- [Written task]: How many of the lines below contain "image"? Answer with that number alone.

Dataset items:
###
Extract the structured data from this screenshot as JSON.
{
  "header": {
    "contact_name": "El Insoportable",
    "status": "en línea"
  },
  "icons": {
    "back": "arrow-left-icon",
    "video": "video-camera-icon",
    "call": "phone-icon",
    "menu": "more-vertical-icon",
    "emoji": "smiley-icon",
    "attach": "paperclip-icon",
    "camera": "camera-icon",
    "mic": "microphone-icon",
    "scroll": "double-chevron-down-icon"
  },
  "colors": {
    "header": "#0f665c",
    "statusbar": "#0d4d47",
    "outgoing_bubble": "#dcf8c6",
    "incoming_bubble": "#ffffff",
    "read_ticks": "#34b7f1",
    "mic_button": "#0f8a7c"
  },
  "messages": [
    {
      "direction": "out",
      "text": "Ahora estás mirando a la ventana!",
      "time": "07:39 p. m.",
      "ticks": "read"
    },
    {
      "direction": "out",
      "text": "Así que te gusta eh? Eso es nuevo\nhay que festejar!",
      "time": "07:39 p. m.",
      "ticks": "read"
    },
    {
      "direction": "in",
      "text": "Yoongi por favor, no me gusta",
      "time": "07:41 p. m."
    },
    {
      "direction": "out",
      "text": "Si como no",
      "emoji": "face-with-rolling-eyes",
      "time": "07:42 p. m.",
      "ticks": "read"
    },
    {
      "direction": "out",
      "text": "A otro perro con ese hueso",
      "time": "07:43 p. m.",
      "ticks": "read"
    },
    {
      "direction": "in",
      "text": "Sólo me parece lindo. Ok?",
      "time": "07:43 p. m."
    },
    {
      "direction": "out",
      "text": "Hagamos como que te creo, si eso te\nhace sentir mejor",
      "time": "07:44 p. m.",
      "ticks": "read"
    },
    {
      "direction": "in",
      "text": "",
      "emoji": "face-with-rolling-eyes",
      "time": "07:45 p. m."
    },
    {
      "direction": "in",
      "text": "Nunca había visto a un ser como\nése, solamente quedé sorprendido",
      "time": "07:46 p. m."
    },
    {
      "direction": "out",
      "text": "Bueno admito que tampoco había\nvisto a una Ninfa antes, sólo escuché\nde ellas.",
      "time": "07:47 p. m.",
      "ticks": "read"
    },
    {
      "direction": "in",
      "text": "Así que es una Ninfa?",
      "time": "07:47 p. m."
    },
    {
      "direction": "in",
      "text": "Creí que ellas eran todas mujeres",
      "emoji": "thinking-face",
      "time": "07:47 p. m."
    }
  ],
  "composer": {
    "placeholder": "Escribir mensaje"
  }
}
###
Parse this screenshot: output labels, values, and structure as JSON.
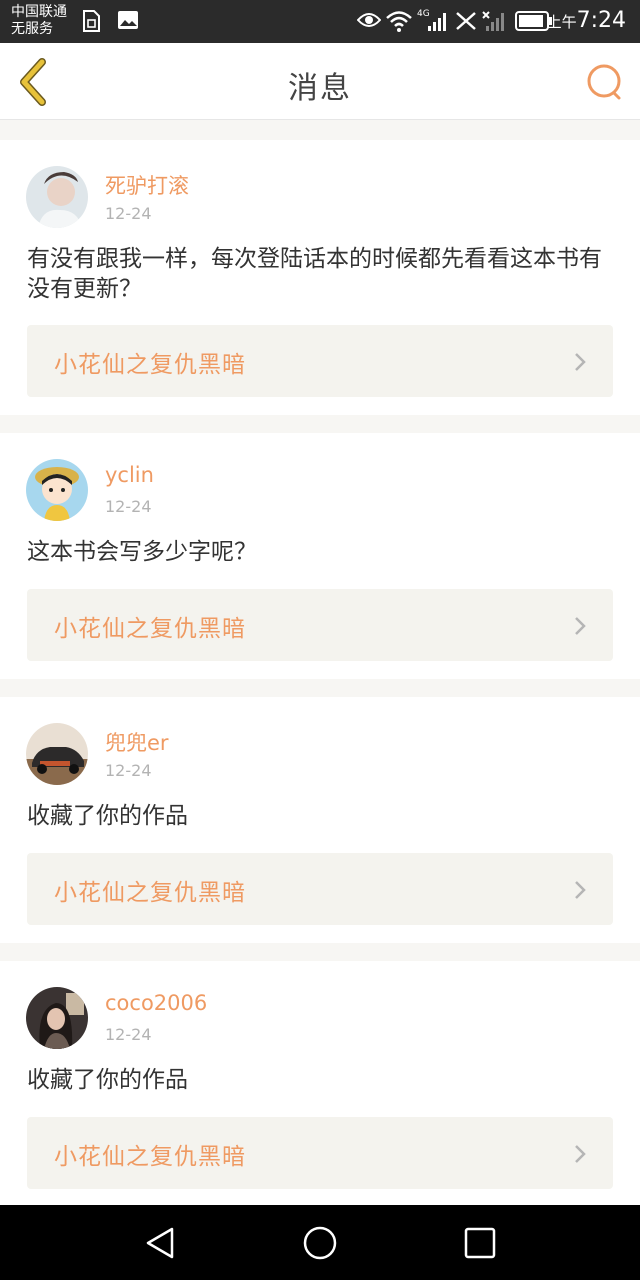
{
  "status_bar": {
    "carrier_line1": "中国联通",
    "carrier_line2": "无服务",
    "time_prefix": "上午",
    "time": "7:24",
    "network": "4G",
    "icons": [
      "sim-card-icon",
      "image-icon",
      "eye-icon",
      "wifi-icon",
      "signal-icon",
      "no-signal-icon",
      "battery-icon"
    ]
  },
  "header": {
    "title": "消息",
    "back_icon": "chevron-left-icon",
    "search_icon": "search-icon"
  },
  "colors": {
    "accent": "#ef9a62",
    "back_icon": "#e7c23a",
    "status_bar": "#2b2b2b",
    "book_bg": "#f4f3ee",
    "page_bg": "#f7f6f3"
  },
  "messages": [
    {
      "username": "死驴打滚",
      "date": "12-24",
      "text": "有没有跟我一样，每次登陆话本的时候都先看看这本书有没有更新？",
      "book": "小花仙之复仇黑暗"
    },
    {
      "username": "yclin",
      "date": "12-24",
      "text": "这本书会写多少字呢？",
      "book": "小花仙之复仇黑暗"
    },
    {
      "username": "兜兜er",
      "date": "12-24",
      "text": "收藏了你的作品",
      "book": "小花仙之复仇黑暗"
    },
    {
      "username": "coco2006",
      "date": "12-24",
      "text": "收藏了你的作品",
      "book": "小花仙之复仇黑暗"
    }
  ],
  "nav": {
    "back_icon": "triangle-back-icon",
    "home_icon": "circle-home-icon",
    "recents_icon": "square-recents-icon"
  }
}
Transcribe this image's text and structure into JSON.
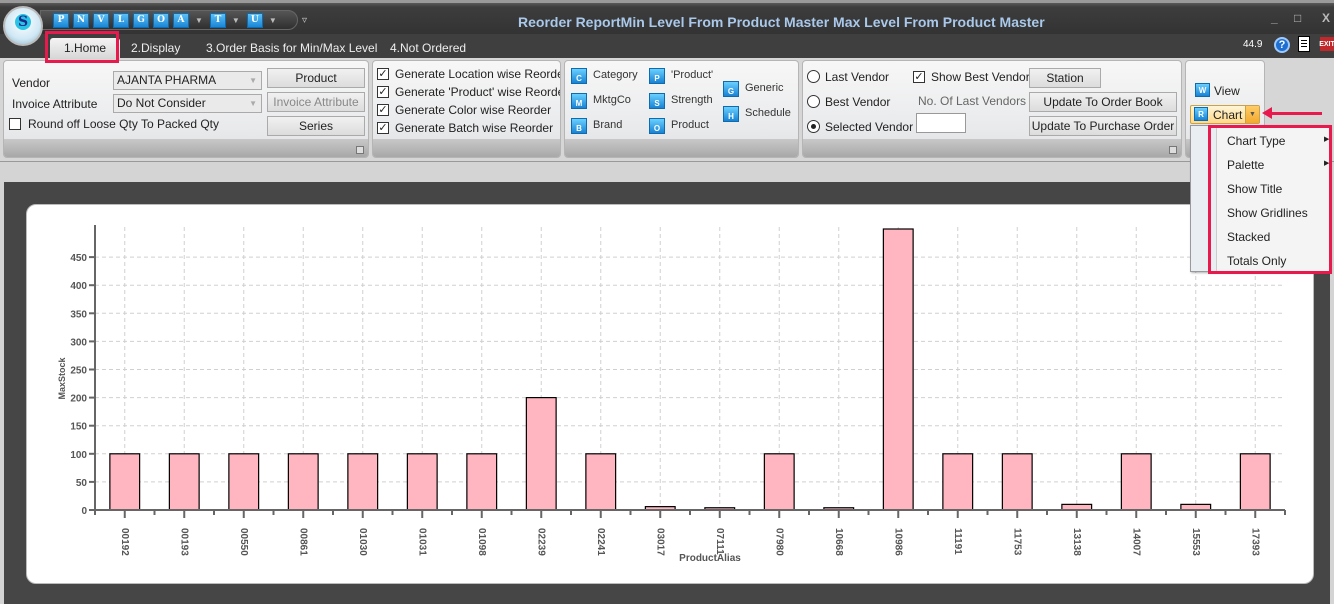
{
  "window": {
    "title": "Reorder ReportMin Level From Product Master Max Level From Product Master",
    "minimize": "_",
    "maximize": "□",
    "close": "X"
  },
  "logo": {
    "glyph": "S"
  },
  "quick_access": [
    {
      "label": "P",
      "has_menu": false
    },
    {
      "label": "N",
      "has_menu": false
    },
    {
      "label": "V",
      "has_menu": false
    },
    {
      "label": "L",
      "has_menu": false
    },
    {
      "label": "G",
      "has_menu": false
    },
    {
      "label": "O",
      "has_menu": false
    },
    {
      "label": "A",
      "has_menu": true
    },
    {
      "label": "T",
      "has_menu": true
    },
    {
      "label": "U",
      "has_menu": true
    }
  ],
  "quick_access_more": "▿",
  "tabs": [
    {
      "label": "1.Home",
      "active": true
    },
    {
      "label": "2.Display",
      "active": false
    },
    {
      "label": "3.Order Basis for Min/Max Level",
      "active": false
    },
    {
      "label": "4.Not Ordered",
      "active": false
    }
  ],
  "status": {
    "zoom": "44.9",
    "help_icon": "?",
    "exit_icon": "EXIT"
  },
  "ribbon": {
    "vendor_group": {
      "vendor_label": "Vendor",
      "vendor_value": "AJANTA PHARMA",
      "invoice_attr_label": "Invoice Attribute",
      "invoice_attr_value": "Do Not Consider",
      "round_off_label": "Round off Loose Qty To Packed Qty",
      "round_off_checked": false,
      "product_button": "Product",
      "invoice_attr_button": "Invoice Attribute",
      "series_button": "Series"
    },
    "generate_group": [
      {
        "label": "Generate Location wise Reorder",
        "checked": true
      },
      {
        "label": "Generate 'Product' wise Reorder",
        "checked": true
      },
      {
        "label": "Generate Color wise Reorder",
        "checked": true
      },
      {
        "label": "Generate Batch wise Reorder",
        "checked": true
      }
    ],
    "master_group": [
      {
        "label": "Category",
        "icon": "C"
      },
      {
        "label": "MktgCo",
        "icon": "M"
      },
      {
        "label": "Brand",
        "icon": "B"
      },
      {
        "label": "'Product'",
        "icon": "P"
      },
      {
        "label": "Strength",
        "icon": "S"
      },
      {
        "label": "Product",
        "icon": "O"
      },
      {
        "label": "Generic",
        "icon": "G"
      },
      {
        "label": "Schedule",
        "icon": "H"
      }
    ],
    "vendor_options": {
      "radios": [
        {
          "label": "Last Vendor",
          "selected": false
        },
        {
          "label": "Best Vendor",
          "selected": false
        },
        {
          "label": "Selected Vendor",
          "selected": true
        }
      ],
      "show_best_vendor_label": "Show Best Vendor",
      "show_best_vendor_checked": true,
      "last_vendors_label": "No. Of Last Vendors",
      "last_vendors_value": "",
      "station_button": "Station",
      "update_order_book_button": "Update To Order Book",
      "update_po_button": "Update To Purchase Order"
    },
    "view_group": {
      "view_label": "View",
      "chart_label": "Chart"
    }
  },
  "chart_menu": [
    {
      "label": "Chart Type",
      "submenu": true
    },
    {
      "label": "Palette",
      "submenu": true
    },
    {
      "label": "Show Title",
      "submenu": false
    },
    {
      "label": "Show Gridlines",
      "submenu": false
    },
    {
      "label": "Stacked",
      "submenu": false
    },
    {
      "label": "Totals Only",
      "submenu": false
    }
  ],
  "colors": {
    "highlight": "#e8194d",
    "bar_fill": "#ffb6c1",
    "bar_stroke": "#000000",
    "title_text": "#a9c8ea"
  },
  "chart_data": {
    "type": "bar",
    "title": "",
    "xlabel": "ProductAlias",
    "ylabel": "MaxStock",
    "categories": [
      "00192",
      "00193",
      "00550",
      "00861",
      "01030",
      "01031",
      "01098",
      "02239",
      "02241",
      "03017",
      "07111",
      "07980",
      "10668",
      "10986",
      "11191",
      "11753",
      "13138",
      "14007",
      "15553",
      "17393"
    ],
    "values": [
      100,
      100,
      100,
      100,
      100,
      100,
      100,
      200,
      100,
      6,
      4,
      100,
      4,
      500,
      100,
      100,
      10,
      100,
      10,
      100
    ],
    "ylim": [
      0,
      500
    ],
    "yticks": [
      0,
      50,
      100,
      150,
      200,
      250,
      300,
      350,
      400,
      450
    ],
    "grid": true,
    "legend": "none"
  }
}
###
- [Answer to this problem]: 2